- [The exercise] Lines containing the word "right" are to be located and copied.

-- START Records to use --

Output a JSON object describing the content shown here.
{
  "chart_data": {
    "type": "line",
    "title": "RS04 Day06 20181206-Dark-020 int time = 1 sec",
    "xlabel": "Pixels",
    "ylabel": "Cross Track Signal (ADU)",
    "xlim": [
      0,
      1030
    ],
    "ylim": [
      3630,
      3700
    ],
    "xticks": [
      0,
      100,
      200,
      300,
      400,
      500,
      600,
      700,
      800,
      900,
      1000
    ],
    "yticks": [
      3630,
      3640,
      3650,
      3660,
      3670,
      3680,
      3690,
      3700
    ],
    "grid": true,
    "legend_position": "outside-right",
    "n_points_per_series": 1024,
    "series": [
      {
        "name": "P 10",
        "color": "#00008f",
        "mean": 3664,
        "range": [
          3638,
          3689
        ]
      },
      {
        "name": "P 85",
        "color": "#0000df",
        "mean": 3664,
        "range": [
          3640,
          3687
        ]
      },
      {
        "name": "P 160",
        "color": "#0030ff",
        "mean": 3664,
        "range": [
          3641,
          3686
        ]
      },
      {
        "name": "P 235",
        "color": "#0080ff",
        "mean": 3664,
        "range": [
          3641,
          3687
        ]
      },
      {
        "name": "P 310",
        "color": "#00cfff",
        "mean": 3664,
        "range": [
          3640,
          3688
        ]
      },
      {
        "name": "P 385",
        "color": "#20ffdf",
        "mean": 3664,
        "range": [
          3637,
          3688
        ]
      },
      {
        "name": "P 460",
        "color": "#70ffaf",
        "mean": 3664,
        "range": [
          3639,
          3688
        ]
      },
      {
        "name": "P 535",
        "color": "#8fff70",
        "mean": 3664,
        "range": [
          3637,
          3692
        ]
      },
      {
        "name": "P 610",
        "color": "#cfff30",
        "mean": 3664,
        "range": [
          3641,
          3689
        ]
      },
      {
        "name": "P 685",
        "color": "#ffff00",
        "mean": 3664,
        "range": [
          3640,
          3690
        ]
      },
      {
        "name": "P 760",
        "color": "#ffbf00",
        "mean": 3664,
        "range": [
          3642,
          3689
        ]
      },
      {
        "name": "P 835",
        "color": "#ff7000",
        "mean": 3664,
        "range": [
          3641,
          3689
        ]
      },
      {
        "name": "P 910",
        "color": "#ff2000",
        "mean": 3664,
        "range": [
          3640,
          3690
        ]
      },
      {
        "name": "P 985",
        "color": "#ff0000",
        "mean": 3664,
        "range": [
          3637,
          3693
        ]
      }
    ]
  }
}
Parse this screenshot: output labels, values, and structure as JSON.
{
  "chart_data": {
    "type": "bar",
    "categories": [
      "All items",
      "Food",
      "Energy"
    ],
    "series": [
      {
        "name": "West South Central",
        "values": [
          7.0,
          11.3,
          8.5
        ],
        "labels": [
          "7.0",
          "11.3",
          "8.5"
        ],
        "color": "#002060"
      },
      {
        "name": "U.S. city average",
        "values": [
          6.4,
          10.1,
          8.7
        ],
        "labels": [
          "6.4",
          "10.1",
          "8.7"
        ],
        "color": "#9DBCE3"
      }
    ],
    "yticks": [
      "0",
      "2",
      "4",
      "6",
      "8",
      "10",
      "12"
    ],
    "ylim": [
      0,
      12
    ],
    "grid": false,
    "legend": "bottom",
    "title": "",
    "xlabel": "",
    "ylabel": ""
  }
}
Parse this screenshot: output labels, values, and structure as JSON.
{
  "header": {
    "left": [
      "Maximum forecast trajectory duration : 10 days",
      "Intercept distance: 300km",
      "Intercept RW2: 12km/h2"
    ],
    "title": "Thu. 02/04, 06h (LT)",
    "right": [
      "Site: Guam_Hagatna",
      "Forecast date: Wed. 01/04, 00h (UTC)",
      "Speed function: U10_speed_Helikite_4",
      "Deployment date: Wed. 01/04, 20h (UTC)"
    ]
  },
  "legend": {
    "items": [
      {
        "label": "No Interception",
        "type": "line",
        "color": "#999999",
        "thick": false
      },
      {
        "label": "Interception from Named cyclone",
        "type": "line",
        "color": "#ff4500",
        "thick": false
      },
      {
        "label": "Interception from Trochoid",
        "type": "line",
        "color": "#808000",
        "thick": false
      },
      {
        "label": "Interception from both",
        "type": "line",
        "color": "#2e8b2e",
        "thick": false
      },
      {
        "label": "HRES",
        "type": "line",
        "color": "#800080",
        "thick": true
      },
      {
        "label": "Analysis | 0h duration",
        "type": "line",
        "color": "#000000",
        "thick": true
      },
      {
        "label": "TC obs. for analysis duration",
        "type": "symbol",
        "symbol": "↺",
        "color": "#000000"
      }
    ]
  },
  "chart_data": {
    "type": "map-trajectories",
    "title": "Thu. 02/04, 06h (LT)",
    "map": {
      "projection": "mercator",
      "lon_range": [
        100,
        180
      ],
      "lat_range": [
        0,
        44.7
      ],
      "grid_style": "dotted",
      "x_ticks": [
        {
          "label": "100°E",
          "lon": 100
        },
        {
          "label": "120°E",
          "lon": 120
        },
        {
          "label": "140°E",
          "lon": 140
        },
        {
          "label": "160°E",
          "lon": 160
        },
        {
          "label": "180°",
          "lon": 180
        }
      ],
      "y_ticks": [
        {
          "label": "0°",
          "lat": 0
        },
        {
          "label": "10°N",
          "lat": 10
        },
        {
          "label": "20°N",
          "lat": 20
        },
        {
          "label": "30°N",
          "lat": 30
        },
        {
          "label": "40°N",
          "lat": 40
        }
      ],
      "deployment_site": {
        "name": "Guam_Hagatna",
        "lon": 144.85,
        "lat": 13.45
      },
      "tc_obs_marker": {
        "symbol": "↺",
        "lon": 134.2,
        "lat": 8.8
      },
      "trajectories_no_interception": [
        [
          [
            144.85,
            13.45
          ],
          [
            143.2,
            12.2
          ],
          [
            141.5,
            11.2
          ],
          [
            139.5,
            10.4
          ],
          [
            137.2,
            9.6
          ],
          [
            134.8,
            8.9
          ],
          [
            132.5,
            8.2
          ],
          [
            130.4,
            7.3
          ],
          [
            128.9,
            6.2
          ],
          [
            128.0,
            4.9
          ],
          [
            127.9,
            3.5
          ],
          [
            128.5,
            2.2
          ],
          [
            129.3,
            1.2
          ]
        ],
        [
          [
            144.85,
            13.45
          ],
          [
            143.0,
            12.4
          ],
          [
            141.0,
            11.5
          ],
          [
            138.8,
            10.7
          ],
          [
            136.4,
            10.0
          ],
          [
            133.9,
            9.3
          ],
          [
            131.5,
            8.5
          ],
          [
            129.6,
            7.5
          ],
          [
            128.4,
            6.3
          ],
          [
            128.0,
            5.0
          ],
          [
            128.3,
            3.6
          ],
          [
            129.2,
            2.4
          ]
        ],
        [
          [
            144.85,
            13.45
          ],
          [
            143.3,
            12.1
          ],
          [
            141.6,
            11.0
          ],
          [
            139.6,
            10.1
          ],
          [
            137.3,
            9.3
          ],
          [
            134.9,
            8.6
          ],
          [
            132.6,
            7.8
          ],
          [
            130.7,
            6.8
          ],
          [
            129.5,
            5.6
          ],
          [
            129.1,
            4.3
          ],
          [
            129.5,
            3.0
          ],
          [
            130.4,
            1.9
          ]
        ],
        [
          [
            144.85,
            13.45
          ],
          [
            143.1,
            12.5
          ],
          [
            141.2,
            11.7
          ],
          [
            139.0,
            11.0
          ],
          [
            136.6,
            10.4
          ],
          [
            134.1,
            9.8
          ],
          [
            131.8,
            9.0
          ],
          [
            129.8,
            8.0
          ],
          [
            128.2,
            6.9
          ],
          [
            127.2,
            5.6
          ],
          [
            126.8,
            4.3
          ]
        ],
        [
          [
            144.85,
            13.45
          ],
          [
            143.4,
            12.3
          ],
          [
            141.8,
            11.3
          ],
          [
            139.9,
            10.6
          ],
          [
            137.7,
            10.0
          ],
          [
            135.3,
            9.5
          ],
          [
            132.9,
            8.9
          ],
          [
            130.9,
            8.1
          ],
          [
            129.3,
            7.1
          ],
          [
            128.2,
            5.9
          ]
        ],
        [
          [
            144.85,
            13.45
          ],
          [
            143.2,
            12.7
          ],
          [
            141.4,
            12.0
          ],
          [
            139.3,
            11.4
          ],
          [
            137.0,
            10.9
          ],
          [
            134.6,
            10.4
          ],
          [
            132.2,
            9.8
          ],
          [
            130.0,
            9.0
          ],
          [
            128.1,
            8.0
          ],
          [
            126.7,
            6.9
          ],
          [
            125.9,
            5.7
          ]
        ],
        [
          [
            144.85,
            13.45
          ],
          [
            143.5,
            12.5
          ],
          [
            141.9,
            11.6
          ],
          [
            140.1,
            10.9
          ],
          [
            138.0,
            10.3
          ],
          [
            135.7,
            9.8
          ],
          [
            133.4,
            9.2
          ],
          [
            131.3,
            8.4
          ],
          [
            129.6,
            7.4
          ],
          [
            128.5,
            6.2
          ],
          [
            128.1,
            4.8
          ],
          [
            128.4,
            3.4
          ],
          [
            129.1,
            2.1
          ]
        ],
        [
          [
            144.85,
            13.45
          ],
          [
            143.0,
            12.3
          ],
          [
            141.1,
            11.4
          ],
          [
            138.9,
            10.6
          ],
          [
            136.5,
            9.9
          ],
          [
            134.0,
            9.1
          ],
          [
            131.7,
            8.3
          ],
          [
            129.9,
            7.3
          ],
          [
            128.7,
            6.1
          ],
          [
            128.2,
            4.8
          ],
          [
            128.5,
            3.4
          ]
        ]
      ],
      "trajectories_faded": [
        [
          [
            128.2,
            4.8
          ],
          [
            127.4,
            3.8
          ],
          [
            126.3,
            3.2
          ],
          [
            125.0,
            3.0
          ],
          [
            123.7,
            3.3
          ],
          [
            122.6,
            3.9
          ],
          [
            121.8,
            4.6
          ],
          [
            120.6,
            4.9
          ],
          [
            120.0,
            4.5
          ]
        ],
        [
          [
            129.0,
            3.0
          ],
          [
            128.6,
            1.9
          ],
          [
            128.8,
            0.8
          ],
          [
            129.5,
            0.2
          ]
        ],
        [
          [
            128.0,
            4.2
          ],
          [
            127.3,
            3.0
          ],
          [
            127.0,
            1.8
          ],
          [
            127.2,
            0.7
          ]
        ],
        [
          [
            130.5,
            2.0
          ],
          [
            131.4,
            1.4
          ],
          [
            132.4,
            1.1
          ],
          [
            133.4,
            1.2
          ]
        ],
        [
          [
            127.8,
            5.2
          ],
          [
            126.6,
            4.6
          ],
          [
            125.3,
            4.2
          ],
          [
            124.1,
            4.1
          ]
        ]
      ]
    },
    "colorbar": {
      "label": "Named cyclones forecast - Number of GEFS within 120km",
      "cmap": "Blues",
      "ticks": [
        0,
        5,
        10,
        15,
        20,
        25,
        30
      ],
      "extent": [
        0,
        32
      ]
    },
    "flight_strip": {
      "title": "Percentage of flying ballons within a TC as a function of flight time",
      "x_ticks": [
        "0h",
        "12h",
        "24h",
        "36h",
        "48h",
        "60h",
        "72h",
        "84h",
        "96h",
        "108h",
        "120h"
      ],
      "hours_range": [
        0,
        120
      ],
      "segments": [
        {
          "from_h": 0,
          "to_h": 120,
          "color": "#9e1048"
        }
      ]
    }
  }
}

-- END Records to use --

- [Finished answer]
    "legend_position": "outside-right",
    "right": [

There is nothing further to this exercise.